▶ [Aim]: Can you return, unchanged, the stretch of lines that opens with the line containing "x-tick-label: 10 xyxy=(452,450,464,461)" and closes with the line containing "y-axis: 20 21", both of those included?

▼▼▼

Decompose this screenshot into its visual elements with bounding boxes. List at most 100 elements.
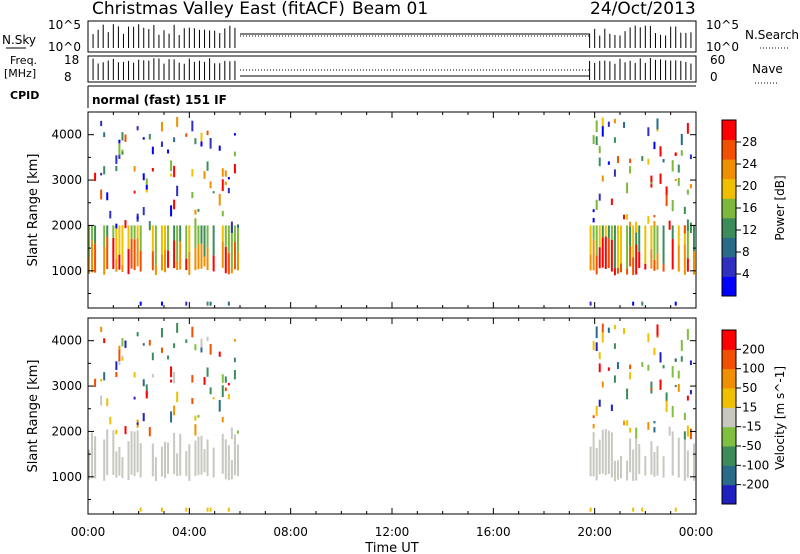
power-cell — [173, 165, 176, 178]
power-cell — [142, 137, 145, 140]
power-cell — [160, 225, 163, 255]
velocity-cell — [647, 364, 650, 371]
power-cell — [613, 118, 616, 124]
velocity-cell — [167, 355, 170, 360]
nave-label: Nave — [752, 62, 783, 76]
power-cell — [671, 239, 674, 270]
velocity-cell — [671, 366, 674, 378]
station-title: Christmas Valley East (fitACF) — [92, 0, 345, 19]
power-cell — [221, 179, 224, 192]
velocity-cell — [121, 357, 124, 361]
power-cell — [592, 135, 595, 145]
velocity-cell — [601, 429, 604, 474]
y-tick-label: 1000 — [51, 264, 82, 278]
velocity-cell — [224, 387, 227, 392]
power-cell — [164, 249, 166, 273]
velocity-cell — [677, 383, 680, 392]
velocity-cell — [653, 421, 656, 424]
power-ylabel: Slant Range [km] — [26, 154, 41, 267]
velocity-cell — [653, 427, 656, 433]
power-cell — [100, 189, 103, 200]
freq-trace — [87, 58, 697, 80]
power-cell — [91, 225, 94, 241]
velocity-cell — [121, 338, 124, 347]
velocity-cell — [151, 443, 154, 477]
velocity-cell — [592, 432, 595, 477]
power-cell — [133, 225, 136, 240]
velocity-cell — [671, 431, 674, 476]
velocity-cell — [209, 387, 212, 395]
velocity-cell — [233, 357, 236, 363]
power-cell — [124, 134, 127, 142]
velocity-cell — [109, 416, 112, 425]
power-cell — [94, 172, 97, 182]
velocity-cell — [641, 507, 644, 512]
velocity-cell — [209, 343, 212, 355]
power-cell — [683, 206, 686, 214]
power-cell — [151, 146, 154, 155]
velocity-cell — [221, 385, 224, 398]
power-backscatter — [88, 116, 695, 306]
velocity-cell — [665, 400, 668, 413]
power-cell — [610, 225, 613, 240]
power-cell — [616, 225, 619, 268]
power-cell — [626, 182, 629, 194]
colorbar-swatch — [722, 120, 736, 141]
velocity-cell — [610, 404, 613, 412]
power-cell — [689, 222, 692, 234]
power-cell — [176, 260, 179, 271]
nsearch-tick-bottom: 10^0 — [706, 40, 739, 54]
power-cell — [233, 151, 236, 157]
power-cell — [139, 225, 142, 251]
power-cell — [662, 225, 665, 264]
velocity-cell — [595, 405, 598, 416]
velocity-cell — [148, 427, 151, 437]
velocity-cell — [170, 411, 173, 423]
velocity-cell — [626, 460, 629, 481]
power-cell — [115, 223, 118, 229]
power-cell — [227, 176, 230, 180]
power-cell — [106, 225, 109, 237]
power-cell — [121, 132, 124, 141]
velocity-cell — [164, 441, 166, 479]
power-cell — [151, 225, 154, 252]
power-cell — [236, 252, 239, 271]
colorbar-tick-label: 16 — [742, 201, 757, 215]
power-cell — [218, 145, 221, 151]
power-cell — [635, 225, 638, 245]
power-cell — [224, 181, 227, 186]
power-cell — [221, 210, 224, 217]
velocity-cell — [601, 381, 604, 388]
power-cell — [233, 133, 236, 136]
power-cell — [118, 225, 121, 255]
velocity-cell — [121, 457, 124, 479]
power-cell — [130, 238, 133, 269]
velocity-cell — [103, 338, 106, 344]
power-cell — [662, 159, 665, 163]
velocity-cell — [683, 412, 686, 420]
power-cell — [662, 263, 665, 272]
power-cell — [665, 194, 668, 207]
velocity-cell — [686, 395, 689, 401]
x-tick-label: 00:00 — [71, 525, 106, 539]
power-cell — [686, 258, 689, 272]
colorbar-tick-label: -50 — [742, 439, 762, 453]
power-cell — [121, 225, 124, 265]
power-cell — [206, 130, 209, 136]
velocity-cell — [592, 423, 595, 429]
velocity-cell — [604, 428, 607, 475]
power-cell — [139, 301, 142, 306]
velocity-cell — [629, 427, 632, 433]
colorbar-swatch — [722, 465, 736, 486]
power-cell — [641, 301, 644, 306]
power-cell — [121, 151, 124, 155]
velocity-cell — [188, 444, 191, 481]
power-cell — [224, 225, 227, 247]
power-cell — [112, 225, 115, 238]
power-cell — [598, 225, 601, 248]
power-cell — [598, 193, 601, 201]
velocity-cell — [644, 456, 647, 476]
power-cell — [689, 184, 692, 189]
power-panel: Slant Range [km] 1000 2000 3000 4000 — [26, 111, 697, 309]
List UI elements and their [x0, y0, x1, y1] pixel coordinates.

▲▲▲
▼▼▼

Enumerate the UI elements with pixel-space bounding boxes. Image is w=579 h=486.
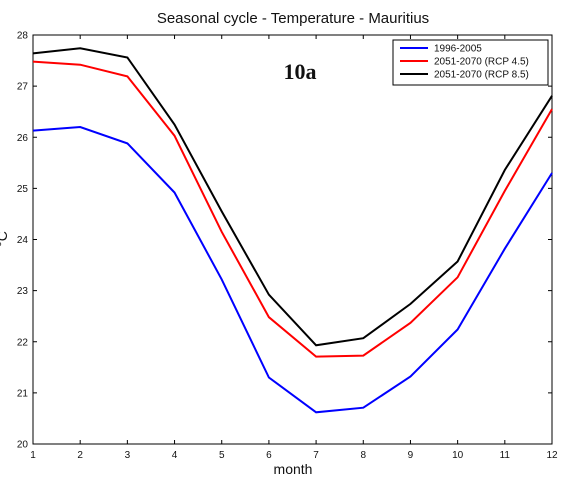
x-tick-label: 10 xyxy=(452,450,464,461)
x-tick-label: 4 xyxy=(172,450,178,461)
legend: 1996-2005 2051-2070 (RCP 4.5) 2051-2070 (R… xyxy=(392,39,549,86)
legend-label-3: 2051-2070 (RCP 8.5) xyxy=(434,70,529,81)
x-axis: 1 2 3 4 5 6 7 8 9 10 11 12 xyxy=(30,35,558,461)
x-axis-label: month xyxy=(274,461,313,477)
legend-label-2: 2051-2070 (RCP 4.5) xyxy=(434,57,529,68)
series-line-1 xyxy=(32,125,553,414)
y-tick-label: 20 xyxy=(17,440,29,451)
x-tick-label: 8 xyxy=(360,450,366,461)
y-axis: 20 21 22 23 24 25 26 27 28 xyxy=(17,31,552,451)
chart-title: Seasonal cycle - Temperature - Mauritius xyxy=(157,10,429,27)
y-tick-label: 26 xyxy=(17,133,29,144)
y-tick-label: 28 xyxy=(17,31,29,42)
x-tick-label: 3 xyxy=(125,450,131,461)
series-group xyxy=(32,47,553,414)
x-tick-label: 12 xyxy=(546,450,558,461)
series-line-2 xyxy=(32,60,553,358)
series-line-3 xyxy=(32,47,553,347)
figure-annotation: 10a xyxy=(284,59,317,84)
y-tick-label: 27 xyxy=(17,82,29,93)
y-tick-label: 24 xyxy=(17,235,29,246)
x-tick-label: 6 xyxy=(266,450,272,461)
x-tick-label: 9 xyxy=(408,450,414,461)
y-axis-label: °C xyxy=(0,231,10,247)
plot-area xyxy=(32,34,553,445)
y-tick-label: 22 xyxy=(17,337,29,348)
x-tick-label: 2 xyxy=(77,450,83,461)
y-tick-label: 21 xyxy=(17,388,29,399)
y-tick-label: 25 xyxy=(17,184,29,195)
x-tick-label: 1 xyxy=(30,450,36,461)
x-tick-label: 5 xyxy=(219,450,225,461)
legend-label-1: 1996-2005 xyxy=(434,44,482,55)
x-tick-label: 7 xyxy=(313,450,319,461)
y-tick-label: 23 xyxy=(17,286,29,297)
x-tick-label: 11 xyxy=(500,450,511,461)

▲▲▲

▶ [Answer to this exercise]:
x-tick-label: 10 xyxy=(452,450,464,461)
x-tick-label: 4 xyxy=(172,450,178,461)
legend: 1996-2005 2051-2070 (RCP 4.5) 2051-2070 (R… xyxy=(392,39,549,86)
legend-label-3: 2051-2070 (RCP 8.5) xyxy=(434,70,529,81)
x-axis: 1 2 3 4 5 6 7 8 9 10 11 12 xyxy=(30,35,558,461)
x-axis-label: month xyxy=(274,461,313,477)
legend-label-2: 2051-2070 (RCP 4.5) xyxy=(434,57,529,68)
series-line-1 xyxy=(32,125,553,414)
y-tick-label: 20 xyxy=(17,440,29,451)
x-tick-label: 8 xyxy=(360,450,366,461)
y-axis: 20 21 22 23 24 25 26 27 28 xyxy=(17,31,552,451)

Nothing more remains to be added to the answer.